§ **Goal of the exercise**:
In the entries below, how many lines hold the string "this"? Give only the number.

§ **Record set**:
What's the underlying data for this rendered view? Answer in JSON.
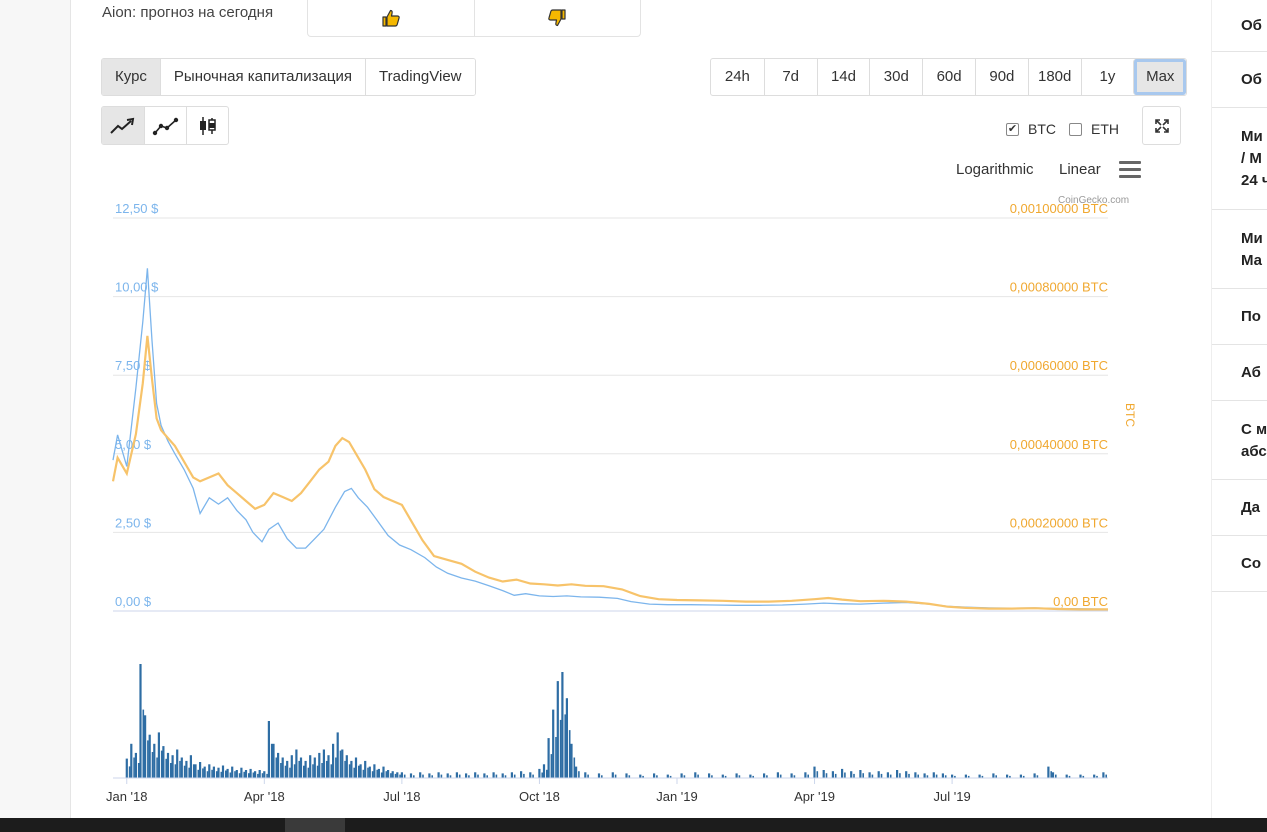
{
  "vote": {
    "label": "Aion: прогноз на сегодня",
    "up_icon": "thumbs-up-icon",
    "down_icon": "thumbs-down-icon",
    "icon_color": "#f5b800"
  },
  "tabs": [
    {
      "label": "Курс",
      "active": true
    },
    {
      "label": "Рыночная капитализация",
      "active": false
    },
    {
      "label": "TradingView",
      "active": false
    }
  ],
  "ranges": [
    {
      "label": "24h"
    },
    {
      "label": "7d"
    },
    {
      "label": "14d"
    },
    {
      "label": "30d"
    },
    {
      "label": "60d"
    },
    {
      "label": "90d"
    },
    {
      "label": "180d"
    },
    {
      "label": "1y"
    },
    {
      "label": "Max",
      "active": true
    }
  ],
  "chart_types": [
    {
      "icon": "line-chart-icon",
      "active": true
    },
    {
      "icon": "line-markers-chart-icon",
      "active": false
    },
    {
      "icon": "candlestick-chart-icon",
      "active": false
    }
  ],
  "compare": [
    {
      "label": "BTC",
      "checked": true
    },
    {
      "label": "ETH",
      "checked": false
    }
  ],
  "scale": {
    "log_label": "Logarithmic",
    "linear_label": "Linear"
  },
  "credit": "CoinGecko.com",
  "right_panel": {
    "rows": [
      "Об",
      "Об",
      "Ми\n/ М\n24 ч",
      "Ми\nМа",
      "По",
      "Аб",
      "С м\nабс",
      "Да",
      "Со"
    ]
  },
  "chart_data": {
    "type": "line",
    "colors": {
      "usd": "#7cb5ec",
      "btc": "#f7c36a",
      "btc_axis": "#f0a830",
      "volume": "#2e6da4",
      "grid": "#e6e6e6"
    },
    "x_ticks": [
      "Jan '18",
      "Apr '18",
      "Jul '18",
      "Oct '18",
      "Jan '19",
      "Apr '19",
      "Jul '19"
    ],
    "x_tick_months": [
      0,
      3,
      6,
      9,
      12,
      15,
      18
    ],
    "x_range_months": [
      -0.3,
      21.4
    ],
    "y_left": {
      "ticks": [
        "0,00 $",
        "2,50 $",
        "5,00 $",
        "7,50 $",
        "10,00 $",
        "12,50 $"
      ],
      "min": 0,
      "max": 12.5
    },
    "y_right": {
      "label": "BTC",
      "ticks": [
        "0,00 BTC",
        "0,00020000 BTC",
        "0,00040000 BTC",
        "0,00060000 BTC",
        "0,00080000 BTC",
        "0,00100000 BTC"
      ],
      "min": 0,
      "max": 0.001
    },
    "series": [
      {
        "name": "USD",
        "axis": "left",
        "points": [
          [
            -0.3,
            4.8
          ],
          [
            -0.2,
            5.6
          ],
          [
            0,
            4.6
          ],
          [
            0.2,
            7.1
          ],
          [
            0.35,
            9.2
          ],
          [
            0.45,
            10.9
          ],
          [
            0.55,
            8.6
          ],
          [
            0.65,
            6.6
          ],
          [
            0.75,
            5.9
          ],
          [
            0.9,
            5.4
          ],
          [
            1.05,
            5.0
          ],
          [
            1.25,
            4.5
          ],
          [
            1.45,
            3.9
          ],
          [
            1.6,
            3.1
          ],
          [
            1.8,
            3.6
          ],
          [
            2.0,
            3.4
          ],
          [
            2.2,
            3.6
          ],
          [
            2.4,
            3.2
          ],
          [
            2.6,
            2.9
          ],
          [
            2.75,
            2.5
          ],
          [
            2.95,
            2.2
          ],
          [
            3.1,
            2.6
          ],
          [
            3.3,
            2.8
          ],
          [
            3.5,
            2.3
          ],
          [
            3.7,
            2.0
          ],
          [
            3.9,
            2.0
          ],
          [
            4.1,
            2.3
          ],
          [
            4.3,
            2.6
          ],
          [
            4.55,
            3.3
          ],
          [
            4.75,
            3.8
          ],
          [
            4.9,
            3.9
          ],
          [
            5.05,
            3.6
          ],
          [
            5.25,
            3.3
          ],
          [
            5.45,
            2.9
          ],
          [
            5.7,
            2.4
          ],
          [
            5.95,
            2.1
          ],
          [
            6.2,
            1.95
          ],
          [
            6.5,
            1.7
          ],
          [
            6.75,
            1.4
          ],
          [
            7.0,
            1.2
          ],
          [
            7.3,
            1.05
          ],
          [
            7.6,
            0.95
          ],
          [
            7.9,
            0.8
          ],
          [
            8.2,
            0.65
          ],
          [
            8.45,
            0.5
          ],
          [
            8.7,
            0.55
          ],
          [
            9.0,
            0.48
          ],
          [
            9.3,
            0.46
          ],
          [
            9.6,
            0.48
          ],
          [
            9.9,
            0.45
          ],
          [
            10.3,
            0.44
          ],
          [
            10.7,
            0.4
          ],
          [
            11.0,
            0.3
          ],
          [
            11.4,
            0.22
          ],
          [
            11.8,
            0.2
          ],
          [
            12.3,
            0.2
          ],
          [
            12.8,
            0.19
          ],
          [
            13.3,
            0.18
          ],
          [
            13.8,
            0.18
          ],
          [
            14.3,
            0.19
          ],
          [
            14.8,
            0.22
          ],
          [
            15.2,
            0.25
          ],
          [
            15.6,
            0.23
          ],
          [
            16.0,
            0.22
          ],
          [
            16.5,
            0.25
          ],
          [
            17.0,
            0.27
          ],
          [
            17.5,
            0.22
          ],
          [
            17.9,
            0.15
          ],
          [
            18.3,
            0.12
          ],
          [
            18.8,
            0.1
          ],
          [
            19.3,
            0.09
          ],
          [
            19.8,
            0.1
          ],
          [
            20.3,
            0.08
          ],
          [
            20.8,
            0.07
          ],
          [
            21.4,
            0.06
          ]
        ]
      },
      {
        "name": "BTC",
        "axis": "right",
        "points": [
          [
            -0.3,
            0.00033
          ],
          [
            -0.2,
            0.00039
          ],
          [
            0,
            0.00035
          ],
          [
            0.2,
            0.00045
          ],
          [
            0.35,
            0.00058
          ],
          [
            0.45,
            0.0007
          ],
          [
            0.55,
            0.00059
          ],
          [
            0.65,
            0.00049
          ],
          [
            0.75,
            0.00046
          ],
          [
            0.9,
            0.00044
          ],
          [
            1.05,
            0.00042
          ],
          [
            1.25,
            0.00038
          ],
          [
            1.45,
            0.00034
          ],
          [
            1.6,
            0.00033
          ],
          [
            1.8,
            0.00034
          ],
          [
            2.0,
            0.00035
          ],
          [
            2.2,
            0.00032
          ],
          [
            2.4,
            0.0003
          ],
          [
            2.6,
            0.00028
          ],
          [
            2.8,
            0.00026
          ],
          [
            3.0,
            0.00027
          ],
          [
            3.2,
            0.0003
          ],
          [
            3.4,
            0.00029
          ],
          [
            3.6,
            0.00028
          ],
          [
            3.8,
            0.0003
          ],
          [
            4.0,
            0.00033
          ],
          [
            4.2,
            0.00036
          ],
          [
            4.4,
            0.00038
          ],
          [
            4.55,
            0.00042
          ],
          [
            4.7,
            0.00044
          ],
          [
            4.85,
            0.00043
          ],
          [
            5.0,
            0.0004
          ],
          [
            5.2,
            0.00036
          ],
          [
            5.4,
            0.00031
          ],
          [
            5.6,
            0.00029
          ],
          [
            5.8,
            0.00028
          ],
          [
            6.0,
            0.00027
          ],
          [
            6.2,
            0.00023
          ],
          [
            6.45,
            0.00018
          ],
          [
            6.7,
            0.00014
          ],
          [
            7.0,
            0.00013
          ],
          [
            7.3,
            0.00012
          ],
          [
            7.6,
            0.0001
          ],
          [
            7.9,
            8.5e-05
          ],
          [
            8.2,
            7.5e-05
          ],
          [
            8.5,
            8e-05
          ],
          [
            8.8,
            7e-05
          ],
          [
            9.1,
            6.8e-05
          ],
          [
            9.4,
            6.5e-05
          ],
          [
            9.7,
            6.8e-05
          ],
          [
            10.0,
            6.4e-05
          ],
          [
            10.4,
            6.3e-05
          ],
          [
            10.8,
            5.5e-05
          ],
          [
            11.2,
            3.8e-05
          ],
          [
            11.6,
            3e-05
          ],
          [
            12.0,
            2.8e-05
          ],
          [
            12.5,
            2.7e-05
          ],
          [
            13.0,
            2.6e-05
          ],
          [
            13.5,
            2.4e-05
          ],
          [
            14.0,
            2.4e-05
          ],
          [
            14.5,
            2.6e-05
          ],
          [
            15.0,
            3e-05
          ],
          [
            15.3,
            3.3e-05
          ],
          [
            15.6,
            2.9e-05
          ],
          [
            16.0,
            2.5e-05
          ],
          [
            16.5,
            2.6e-05
          ],
          [
            17.0,
            2.4e-05
          ],
          [
            17.5,
            1.8e-05
          ],
          [
            17.9,
            1.1e-05
          ],
          [
            18.3,
            8e-06
          ],
          [
            18.8,
            6e-06
          ],
          [
            19.3,
            6e-06
          ],
          [
            19.8,
            7e-06
          ],
          [
            20.3,
            5e-06
          ],
          [
            20.8,
            4e-06
          ],
          [
            21.4,
            4e-06
          ]
        ]
      }
    ],
    "volume_level_hint": "relative 0-1",
    "volume": [
      [
        0.0,
        0.17
      ],
      [
        0.1,
        0.3
      ],
      [
        0.2,
        0.22
      ],
      [
        0.3,
        1.0
      ],
      [
        0.4,
        0.55
      ],
      [
        0.5,
        0.38
      ],
      [
        0.6,
        0.3
      ],
      [
        0.7,
        0.4
      ],
      [
        0.8,
        0.28
      ],
      [
        0.9,
        0.22
      ],
      [
        1.0,
        0.2
      ],
      [
        1.1,
        0.25
      ],
      [
        1.2,
        0.18
      ],
      [
        1.3,
        0.15
      ],
      [
        1.4,
        0.2
      ],
      [
        1.5,
        0.12
      ],
      [
        1.6,
        0.14
      ],
      [
        1.7,
        0.1
      ],
      [
        1.8,
        0.12
      ],
      [
        1.9,
        0.1
      ],
      [
        2.0,
        0.09
      ],
      [
        2.1,
        0.11
      ],
      [
        2.2,
        0.08
      ],
      [
        2.3,
        0.1
      ],
      [
        2.4,
        0.07
      ],
      [
        2.5,
        0.09
      ],
      [
        2.6,
        0.07
      ],
      [
        2.7,
        0.08
      ],
      [
        2.8,
        0.06
      ],
      [
        2.9,
        0.07
      ],
      [
        3.0,
        0.06
      ],
      [
        3.1,
        0.5
      ],
      [
        3.2,
        0.3
      ],
      [
        3.3,
        0.22
      ],
      [
        3.4,
        0.18
      ],
      [
        3.5,
        0.15
      ],
      [
        3.6,
        0.2
      ],
      [
        3.7,
        0.25
      ],
      [
        3.8,
        0.18
      ],
      [
        3.9,
        0.15
      ],
      [
        4.0,
        0.2
      ],
      [
        4.1,
        0.18
      ],
      [
        4.2,
        0.22
      ],
      [
        4.3,
        0.25
      ],
      [
        4.4,
        0.2
      ],
      [
        4.5,
        0.3
      ],
      [
        4.6,
        0.4
      ],
      [
        4.7,
        0.25
      ],
      [
        4.8,
        0.2
      ],
      [
        4.9,
        0.15
      ],
      [
        5.0,
        0.18
      ],
      [
        5.1,
        0.12
      ],
      [
        5.2,
        0.15
      ],
      [
        5.3,
        0.1
      ],
      [
        5.4,
        0.12
      ],
      [
        5.5,
        0.08
      ],
      [
        5.6,
        0.1
      ],
      [
        5.7,
        0.07
      ],
      [
        5.8,
        0.06
      ],
      [
        5.9,
        0.05
      ],
      [
        6.0,
        0.05
      ],
      [
        6.2,
        0.04
      ],
      [
        6.4,
        0.05
      ],
      [
        6.6,
        0.04
      ],
      [
        6.8,
        0.05
      ],
      [
        7.0,
        0.04
      ],
      [
        7.2,
        0.05
      ],
      [
        7.4,
        0.04
      ],
      [
        7.6,
        0.05
      ],
      [
        7.8,
        0.04
      ],
      [
        8.0,
        0.05
      ],
      [
        8.2,
        0.04
      ],
      [
        8.4,
        0.05
      ],
      [
        8.6,
        0.06
      ],
      [
        8.8,
        0.05
      ],
      [
        9.0,
        0.08
      ],
      [
        9.1,
        0.12
      ],
      [
        9.2,
        0.35
      ],
      [
        9.3,
        0.6
      ],
      [
        9.4,
        0.85
      ],
      [
        9.5,
        0.93
      ],
      [
        9.6,
        0.7
      ],
      [
        9.7,
        0.3
      ],
      [
        9.8,
        0.1
      ],
      [
        10.0,
        0.05
      ],
      [
        10.3,
        0.04
      ],
      [
        10.6,
        0.05
      ],
      [
        10.9,
        0.04
      ],
      [
        11.2,
        0.03
      ],
      [
        11.5,
        0.04
      ],
      [
        11.8,
        0.03
      ],
      [
        12.1,
        0.04
      ],
      [
        12.4,
        0.05
      ],
      [
        12.7,
        0.04
      ],
      [
        13.0,
        0.03
      ],
      [
        13.3,
        0.04
      ],
      [
        13.6,
        0.03
      ],
      [
        13.9,
        0.04
      ],
      [
        14.2,
        0.05
      ],
      [
        14.5,
        0.04
      ],
      [
        14.8,
        0.05
      ],
      [
        15.0,
        0.1
      ],
      [
        15.2,
        0.07
      ],
      [
        15.4,
        0.06
      ],
      [
        15.6,
        0.08
      ],
      [
        15.8,
        0.06
      ],
      [
        16.0,
        0.07
      ],
      [
        16.2,
        0.05
      ],
      [
        16.4,
        0.06
      ],
      [
        16.6,
        0.05
      ],
      [
        16.8,
        0.07
      ],
      [
        17.0,
        0.06
      ],
      [
        17.2,
        0.05
      ],
      [
        17.4,
        0.04
      ],
      [
        17.6,
        0.05
      ],
      [
        17.8,
        0.04
      ],
      [
        18.0,
        0.03
      ],
      [
        18.3,
        0.03
      ],
      [
        18.6,
        0.03
      ],
      [
        18.9,
        0.04
      ],
      [
        19.2,
        0.03
      ],
      [
        19.5,
        0.03
      ],
      [
        19.8,
        0.04
      ],
      [
        20.1,
        0.1
      ],
      [
        20.2,
        0.05
      ],
      [
        20.5,
        0.03
      ],
      [
        20.8,
        0.03
      ],
      [
        21.1,
        0.03
      ],
      [
        21.3,
        0.05
      ]
    ]
  }
}
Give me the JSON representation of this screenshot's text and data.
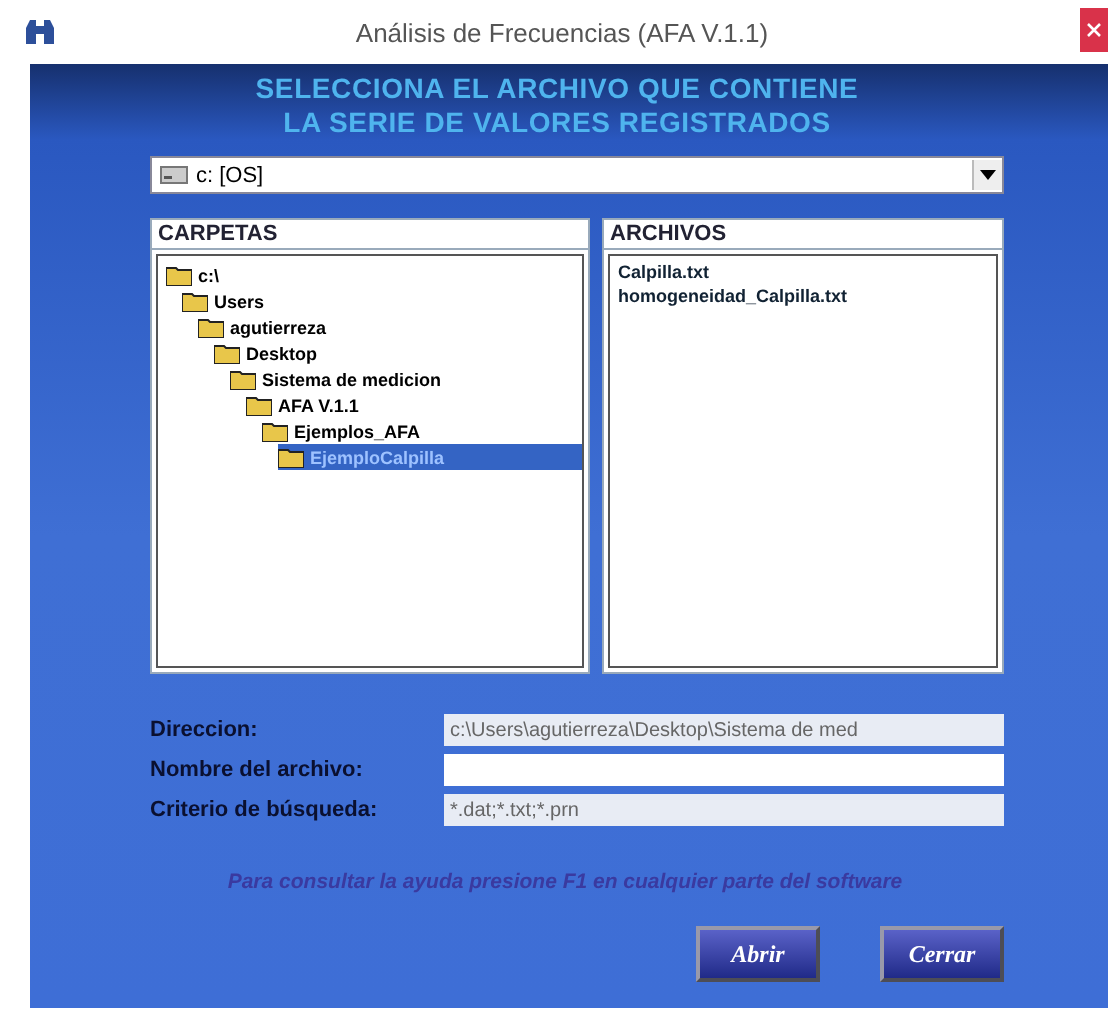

§ **In response**:
2